» TASK BRIEF
Print each line of the listing once more, precisely as given.
-- TASK DATA start --
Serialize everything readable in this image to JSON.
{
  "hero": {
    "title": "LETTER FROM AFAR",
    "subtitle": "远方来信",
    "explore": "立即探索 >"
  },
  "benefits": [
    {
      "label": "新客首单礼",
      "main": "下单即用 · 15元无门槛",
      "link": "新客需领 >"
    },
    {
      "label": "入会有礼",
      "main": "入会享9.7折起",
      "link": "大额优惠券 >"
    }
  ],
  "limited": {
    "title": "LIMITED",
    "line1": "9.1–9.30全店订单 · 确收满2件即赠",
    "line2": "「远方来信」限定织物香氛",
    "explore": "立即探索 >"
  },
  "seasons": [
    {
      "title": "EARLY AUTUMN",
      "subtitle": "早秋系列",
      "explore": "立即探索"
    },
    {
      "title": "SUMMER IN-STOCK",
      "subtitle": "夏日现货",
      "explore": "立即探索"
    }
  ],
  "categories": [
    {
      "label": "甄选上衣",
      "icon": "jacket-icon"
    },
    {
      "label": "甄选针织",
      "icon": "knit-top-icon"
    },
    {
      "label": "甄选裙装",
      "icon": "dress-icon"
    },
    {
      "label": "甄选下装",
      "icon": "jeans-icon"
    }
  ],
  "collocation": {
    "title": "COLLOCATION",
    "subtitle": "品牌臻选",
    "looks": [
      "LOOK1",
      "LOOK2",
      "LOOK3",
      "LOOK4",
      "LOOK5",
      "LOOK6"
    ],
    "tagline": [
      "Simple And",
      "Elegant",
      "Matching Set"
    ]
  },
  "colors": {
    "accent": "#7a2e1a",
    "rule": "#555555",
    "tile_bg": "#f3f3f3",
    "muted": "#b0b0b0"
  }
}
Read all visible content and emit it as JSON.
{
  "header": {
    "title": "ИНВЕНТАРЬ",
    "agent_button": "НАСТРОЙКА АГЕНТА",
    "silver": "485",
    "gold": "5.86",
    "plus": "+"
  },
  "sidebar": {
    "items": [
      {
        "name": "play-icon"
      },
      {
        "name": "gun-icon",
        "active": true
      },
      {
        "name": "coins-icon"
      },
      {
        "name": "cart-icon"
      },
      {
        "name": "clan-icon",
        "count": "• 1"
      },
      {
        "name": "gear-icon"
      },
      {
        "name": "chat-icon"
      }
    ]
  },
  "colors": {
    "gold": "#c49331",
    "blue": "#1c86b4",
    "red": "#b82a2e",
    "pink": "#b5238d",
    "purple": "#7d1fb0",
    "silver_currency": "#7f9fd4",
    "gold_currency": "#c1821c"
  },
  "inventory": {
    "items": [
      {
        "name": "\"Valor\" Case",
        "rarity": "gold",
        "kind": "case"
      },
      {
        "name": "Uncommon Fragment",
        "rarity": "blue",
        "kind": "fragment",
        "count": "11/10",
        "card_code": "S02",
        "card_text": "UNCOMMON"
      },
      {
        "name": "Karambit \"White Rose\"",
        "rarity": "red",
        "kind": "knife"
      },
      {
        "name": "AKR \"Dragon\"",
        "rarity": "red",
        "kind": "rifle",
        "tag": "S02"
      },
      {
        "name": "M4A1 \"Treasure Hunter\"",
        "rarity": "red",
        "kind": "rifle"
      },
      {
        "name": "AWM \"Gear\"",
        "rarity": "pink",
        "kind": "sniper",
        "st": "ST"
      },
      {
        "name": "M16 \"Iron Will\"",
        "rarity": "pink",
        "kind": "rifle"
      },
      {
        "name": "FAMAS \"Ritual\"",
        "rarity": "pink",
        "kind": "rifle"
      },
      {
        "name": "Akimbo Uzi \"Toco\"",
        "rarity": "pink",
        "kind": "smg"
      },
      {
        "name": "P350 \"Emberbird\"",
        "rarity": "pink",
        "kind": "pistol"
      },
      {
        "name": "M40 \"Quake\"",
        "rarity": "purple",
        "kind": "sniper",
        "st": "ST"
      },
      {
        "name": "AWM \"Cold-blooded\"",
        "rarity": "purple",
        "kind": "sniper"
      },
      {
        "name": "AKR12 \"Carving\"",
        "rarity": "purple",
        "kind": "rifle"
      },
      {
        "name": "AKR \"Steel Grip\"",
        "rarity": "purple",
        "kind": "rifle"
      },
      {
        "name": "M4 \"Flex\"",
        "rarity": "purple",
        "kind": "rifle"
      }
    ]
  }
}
-- TASK DATA end --
» RESPONSE
Serialize everything readable in this image to JSON.
{
  "hero": {
    "title": "LETTER FROM AFAR",
    "subtitle": "远方来信",
    "explore": "立即探索 >"
  },
  "benefits": [
    {
      "label": "新客首单礼",
      "main": "下单即用 · 15元无门槛",
      "link": "新客需领 >"
    },
    {
      "label": "入会有礼",
      "main": "入会享9.7折起",
      "link": "大额优惠券 >"
    }
  ],
  "limited": {
    "title": "LIMITED",
    "line1": "9.1–9.30全店订单 · 确收满2件即赠",
    "line2": "「远方来信」限定织物香氛",
    "explore": "立即探索 >"
  },
  "seasons": [
    {
      "title": "EARLY AUTUMN",
      "subtitle": "早秋系列",
      "explore": "立即探索"
    },
    {
      "title": "SUMMER IN-STOCK",
      "subtitle": "夏日现货",
      "explore": "立即探索"
    }
  ],
  "categories": [
    {
      "label": "甄选上衣",
      "icon": "jacket-icon"
    },
    {
      "label": "甄选针织",
      "icon": "knit-top-icon"
    },
    {
      "label": "甄选裙装",
      "icon": "dress-icon"
    },
    {
      "label": "甄选下装",
      "icon": "jeans-icon"
    }
  ],
  "collocation": {
    "title": "COLLOCATION",
    "subtitle": "品牌臻选",
    "looks": [
      "LOOK1",
      "LOOK2",
      "LOOK3",
      "LOOK4",
      "LOOK5",
      "LOOK6"
    ],
    "tagline": [
      "Simple And",
      "Elegant",
      "Matching Set"
    ]
  },
  "colors": {
    "accent": "#7a2e1a",
    "rule": "#555555",
    "tile_bg": "#f3f3f3",
    "muted": "#b0b0b0"
  }
}
Read all visible content and emit it as JSON.
{
  "header": {
    "title": "ИНВЕНТАРЬ",
    "agent_button": "НАСТРОЙКА АГЕНТА",
    "silver": "485",
    "gold": "5.86",
    "plus": "+"
  },
  "sidebar": {
    "items": [
      {
        "name": "play-icon"
      },
      {
        "name": "gun-icon",
        "active": true
      },
      {
        "name": "coins-icon"
      },
      {
        "name": "cart-icon"
      },
      {
        "name": "clan-icon",
        "count": "• 1"
      },
      {
        "name": "gear-icon"
      },
      {
        "name": "chat-icon"
      }
    ]
  },
  "colors": {
    "gold": "#c49331",
    "blue": "#1c86b4",
    "red": "#b82a2e",
    "pink": "#b5238d",
    "purple": "#7d1fb0",
    "silver_currency": "#7f9fd4",
    "gold_currency": "#c1821c"
  },
  "inventory": {
    "items": [
      {
        "name": "\"Valor\" Case",
        "rarity": "gold",
        "kind": "case"
      },
      {
        "name": "Uncommon Fragment",
        "rarity": "blue",
        "kind": "fragment",
        "count": "11/10",
        "card_code": "S02",
        "card_text": "UNCOMMON"
      },
      {
        "name": "Karambit \"White Rose\"",
        "rarity": "red",
        "kind": "knife"
      },
      {
        "name": "AKR \"Dragon\"",
        "rarity": "red",
        "kind": "rifle",
        "tag": "S02"
      },
      {
        "name": "M4A1 \"Treasure Hunter\"",
        "rarity": "red",
        "kind": "rifle"
      },
      {
        "name": "AWM \"Gear\"",
        "rarity": "pink",
        "kind": "sniper",
        "st": "ST"
      },
      {
        "name": "M16 \"Iron Will\"",
        "rarity": "pink",
        "kind": "rifle"
      },
      {
        "name": "FAMAS \"Ritual\"",
        "rarity": "pink",
        "kind": "rifle"
      },
      {
        "name": "Akimbo Uzi \"Toco\"",
        "rarity": "pink",
        "kind": "smg"
      },
      {
        "name": "P350 \"Emberbird\"",
        "rarity": "pink",
        "kind": "pistol"
      },
      {
        "name": "M40 \"Quake\"",
        "rarity": "purple",
        "kind": "sniper",
        "st": "ST"
      },
      {
        "name": "AWM \"Cold-blooded\"",
        "rarity": "purple",
        "kind": "sniper"
      },
      {
        "name": "AKR12 \"Carving\"",
        "rarity": "purple",
        "kind": "rifle"
      },
      {
        "name": "AKR \"Steel Grip\"",
        "rarity": "purple",
        "kind": "rifle"
      },
      {
        "name": "M4 \"Flex\"",
        "rarity": "purple",
        "kind": "rifle"
      }
    ]
  }
}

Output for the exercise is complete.